Given task:
All the data should come back exactly as it was given.

[Dataset items]
"""

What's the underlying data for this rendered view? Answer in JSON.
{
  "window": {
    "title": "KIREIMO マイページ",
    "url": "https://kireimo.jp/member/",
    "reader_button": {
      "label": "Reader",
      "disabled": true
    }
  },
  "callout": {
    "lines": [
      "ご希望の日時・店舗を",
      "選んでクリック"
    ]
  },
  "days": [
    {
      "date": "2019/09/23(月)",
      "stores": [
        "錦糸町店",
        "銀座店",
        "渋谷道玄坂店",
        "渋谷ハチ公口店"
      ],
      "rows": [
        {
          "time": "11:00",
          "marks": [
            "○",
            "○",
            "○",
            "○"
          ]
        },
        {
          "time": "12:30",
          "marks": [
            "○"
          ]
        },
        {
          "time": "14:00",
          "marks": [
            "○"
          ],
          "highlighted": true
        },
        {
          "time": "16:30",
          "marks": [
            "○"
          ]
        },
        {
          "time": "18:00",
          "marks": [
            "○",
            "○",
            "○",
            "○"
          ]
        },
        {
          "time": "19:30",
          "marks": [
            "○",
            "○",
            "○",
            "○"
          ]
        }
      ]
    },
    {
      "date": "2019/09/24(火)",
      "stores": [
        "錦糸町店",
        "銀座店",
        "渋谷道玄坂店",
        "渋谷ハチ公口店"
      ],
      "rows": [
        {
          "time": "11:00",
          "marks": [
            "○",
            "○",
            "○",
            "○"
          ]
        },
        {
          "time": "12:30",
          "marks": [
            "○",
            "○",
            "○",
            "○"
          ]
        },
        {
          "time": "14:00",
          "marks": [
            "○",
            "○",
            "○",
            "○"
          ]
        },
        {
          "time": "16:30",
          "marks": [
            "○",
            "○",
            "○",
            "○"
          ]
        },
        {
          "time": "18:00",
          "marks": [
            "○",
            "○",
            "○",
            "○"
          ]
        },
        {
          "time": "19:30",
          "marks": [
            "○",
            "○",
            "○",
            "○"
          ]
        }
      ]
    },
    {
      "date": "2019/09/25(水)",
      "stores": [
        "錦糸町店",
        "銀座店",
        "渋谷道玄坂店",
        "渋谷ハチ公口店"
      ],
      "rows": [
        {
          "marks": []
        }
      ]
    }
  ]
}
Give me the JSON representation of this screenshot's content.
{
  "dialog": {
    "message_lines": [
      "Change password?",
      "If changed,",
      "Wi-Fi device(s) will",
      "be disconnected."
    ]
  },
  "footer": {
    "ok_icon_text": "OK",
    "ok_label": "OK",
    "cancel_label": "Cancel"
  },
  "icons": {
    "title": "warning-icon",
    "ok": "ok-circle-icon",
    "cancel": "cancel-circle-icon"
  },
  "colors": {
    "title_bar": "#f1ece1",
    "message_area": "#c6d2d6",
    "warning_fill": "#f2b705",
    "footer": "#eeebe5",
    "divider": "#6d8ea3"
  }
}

"""

Problem solution:
What's the underlying data for this rendered view? Answer in JSON.
{
  "window": {
    "title": "KIREIMO マイページ",
    "url": "https://kireimo.jp/member/",
    "reader_button": {
      "label": "Reader",
      "disabled": true
    }
  },
  "callout": {
    "lines": [
      "ご希望の日時・店舗を",
      "選んでクリック"
    ]
  },
  "days": [
    {
      "date": "2019/09/23(月)",
      "stores": [
        "錦糸町店",
        "銀座店",
        "渋谷道玄坂店",
        "渋谷ハチ公口店"
      ],
      "rows": [
        {
          "time": "11:00",
          "marks": [
            "○",
            "○",
            "○",
            "○"
          ]
        },
        {
          "time": "12:30",
          "marks": [
            "○"
          ]
        },
        {
          "time": "14:00",
          "marks": [
            "○"
          ],
          "highlighted": true
        },
        {
          "time": "16:30",
          "marks": [
            "○"
          ]
        },
        {
          "time": "18:00",
          "marks": [
            "○",
            "○",
            "○",
            "○"
          ]
        },
        {
          "time": "19:30",
          "marks": [
            "○",
            "○",
            "○",
            "○"
          ]
        }
      ]
    },
    {
      "date": "2019/09/24(火)",
      "stores": [
        "錦糸町店",
        "銀座店",
        "渋谷道玄坂店",
        "渋谷ハチ公口店"
      ],
      "rows": [
        {
          "time": "11:00",
          "marks": [
            "○",
            "○",
            "○",
            "○"
          ]
        },
        {
          "time": "12:30",
          "marks": [
            "○",
            "○",
            "○",
            "○"
          ]
        },
        {
          "time": "14:00",
          "marks": [
            "○",
            "○",
            "○",
            "○"
          ]
        },
        {
          "time": "16:30",
          "marks": [
            "○",
            "○",
            "○",
            "○"
          ]
        },
        {
          "time": "18:00",
          "marks": [
            "○",
            "○",
            "○",
            "○"
          ]
        },
        {
          "time": "19:30",
          "marks": [
            "○",
            "○",
            "○",
            "○"
          ]
        }
      ]
    },
    {
      "date": "2019/09/25(水)",
      "stores": [
        "錦糸町店",
        "銀座店",
        "渋谷道玄坂店",
        "渋谷ハチ公口店"
      ],
      "rows": [
        {
          "marks": []
        }
      ]
    }
  ]
}
Give me the JSON representation of this screenshot's content.
{
  "dialog": {
    "message_lines": [
      "Change password?",
      "If changed,",
      "Wi-Fi device(s) will",
      "be disconnected."
    ]
  },
  "footer": {
    "ok_icon_text": "OK",
    "ok_label": "OK",
    "cancel_label": "Cancel"
  },
  "icons": {
    "title": "warning-icon",
    "ok": "ok-circle-icon",
    "cancel": "cancel-circle-icon"
  },
  "colors": {
    "title_bar": "#f1ece1",
    "message_area": "#c6d2d6",
    "warning_fill": "#f2b705",
    "footer": "#eeebe5",
    "divider": "#6d8ea3"
  }
}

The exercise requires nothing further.